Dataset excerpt

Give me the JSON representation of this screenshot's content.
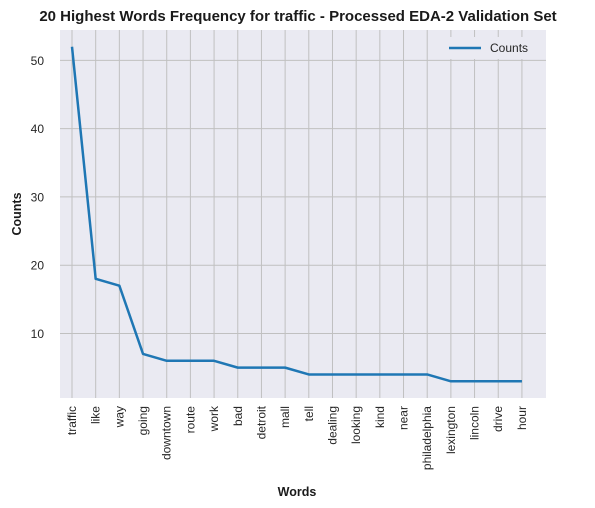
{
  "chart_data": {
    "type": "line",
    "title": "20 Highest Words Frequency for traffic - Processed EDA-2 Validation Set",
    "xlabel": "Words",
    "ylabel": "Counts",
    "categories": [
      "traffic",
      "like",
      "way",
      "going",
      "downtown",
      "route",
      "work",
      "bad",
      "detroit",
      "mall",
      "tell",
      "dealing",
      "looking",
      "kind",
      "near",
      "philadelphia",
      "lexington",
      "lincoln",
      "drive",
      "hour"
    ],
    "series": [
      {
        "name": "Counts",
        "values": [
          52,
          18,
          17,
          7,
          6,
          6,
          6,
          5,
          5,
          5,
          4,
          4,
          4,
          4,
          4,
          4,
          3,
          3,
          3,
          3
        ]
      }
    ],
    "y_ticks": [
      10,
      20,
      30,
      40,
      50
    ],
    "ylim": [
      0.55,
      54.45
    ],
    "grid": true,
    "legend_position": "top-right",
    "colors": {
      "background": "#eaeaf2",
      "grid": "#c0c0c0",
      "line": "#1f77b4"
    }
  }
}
* * *
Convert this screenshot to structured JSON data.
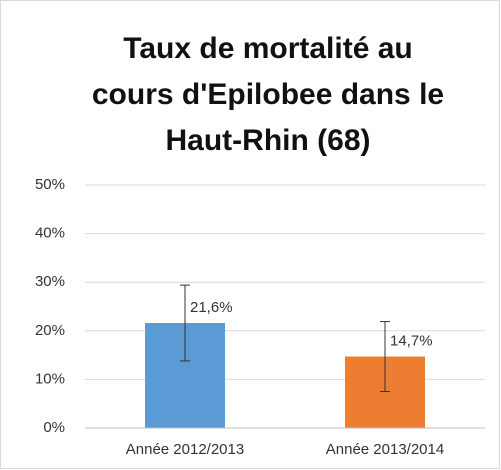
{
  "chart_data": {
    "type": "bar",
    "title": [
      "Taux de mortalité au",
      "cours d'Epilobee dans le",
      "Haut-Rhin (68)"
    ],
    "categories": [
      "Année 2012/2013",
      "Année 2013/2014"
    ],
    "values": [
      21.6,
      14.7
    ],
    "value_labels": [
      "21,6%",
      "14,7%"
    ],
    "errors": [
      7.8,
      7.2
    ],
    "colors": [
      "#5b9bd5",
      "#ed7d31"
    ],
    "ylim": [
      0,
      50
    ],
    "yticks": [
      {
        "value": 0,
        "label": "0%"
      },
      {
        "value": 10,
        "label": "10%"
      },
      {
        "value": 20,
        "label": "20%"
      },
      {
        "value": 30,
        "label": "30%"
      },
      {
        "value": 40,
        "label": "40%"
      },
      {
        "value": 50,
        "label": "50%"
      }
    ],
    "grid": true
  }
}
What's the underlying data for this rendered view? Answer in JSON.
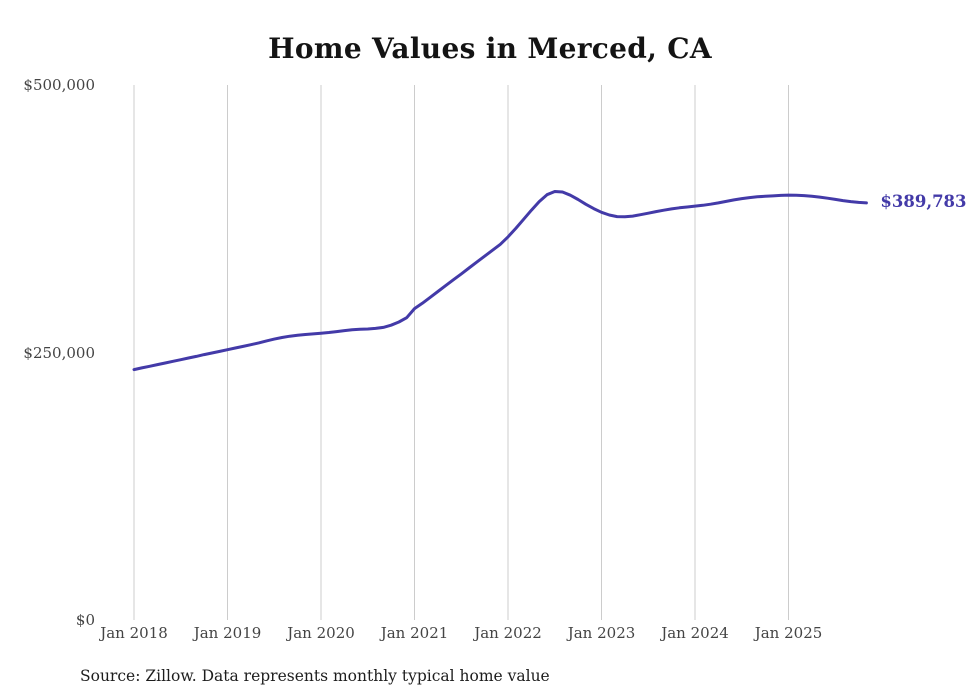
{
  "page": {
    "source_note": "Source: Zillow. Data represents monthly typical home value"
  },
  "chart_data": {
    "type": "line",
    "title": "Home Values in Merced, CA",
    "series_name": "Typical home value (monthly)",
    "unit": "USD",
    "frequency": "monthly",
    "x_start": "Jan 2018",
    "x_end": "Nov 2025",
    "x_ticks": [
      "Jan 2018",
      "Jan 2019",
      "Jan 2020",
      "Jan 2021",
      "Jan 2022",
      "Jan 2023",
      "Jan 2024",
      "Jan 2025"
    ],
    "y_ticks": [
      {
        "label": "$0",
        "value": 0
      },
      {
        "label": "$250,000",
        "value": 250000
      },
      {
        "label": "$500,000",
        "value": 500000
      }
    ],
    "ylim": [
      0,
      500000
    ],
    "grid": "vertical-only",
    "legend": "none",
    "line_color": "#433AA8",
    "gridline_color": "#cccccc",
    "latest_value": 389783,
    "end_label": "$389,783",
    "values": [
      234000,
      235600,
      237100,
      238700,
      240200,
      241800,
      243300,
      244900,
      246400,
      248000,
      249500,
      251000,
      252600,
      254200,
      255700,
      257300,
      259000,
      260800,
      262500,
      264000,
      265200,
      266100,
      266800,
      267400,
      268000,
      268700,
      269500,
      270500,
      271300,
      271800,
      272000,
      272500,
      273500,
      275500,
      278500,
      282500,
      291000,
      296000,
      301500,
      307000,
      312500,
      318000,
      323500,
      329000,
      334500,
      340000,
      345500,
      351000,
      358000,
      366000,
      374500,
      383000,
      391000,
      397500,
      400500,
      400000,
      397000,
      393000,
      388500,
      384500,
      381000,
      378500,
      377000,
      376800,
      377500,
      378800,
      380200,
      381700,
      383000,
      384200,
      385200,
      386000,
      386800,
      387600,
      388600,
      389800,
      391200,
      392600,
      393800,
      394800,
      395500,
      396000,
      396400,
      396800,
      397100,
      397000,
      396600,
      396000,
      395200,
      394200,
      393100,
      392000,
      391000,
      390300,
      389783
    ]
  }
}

Exercise description | Filter the records for lines holding the string "title". Copy each one.

The result |
    "title": "20 Highest Words Frequency for traffic - Processed EDA-2 Validation Set",
    "title": [
    "title": "Home Values in Merced, CA",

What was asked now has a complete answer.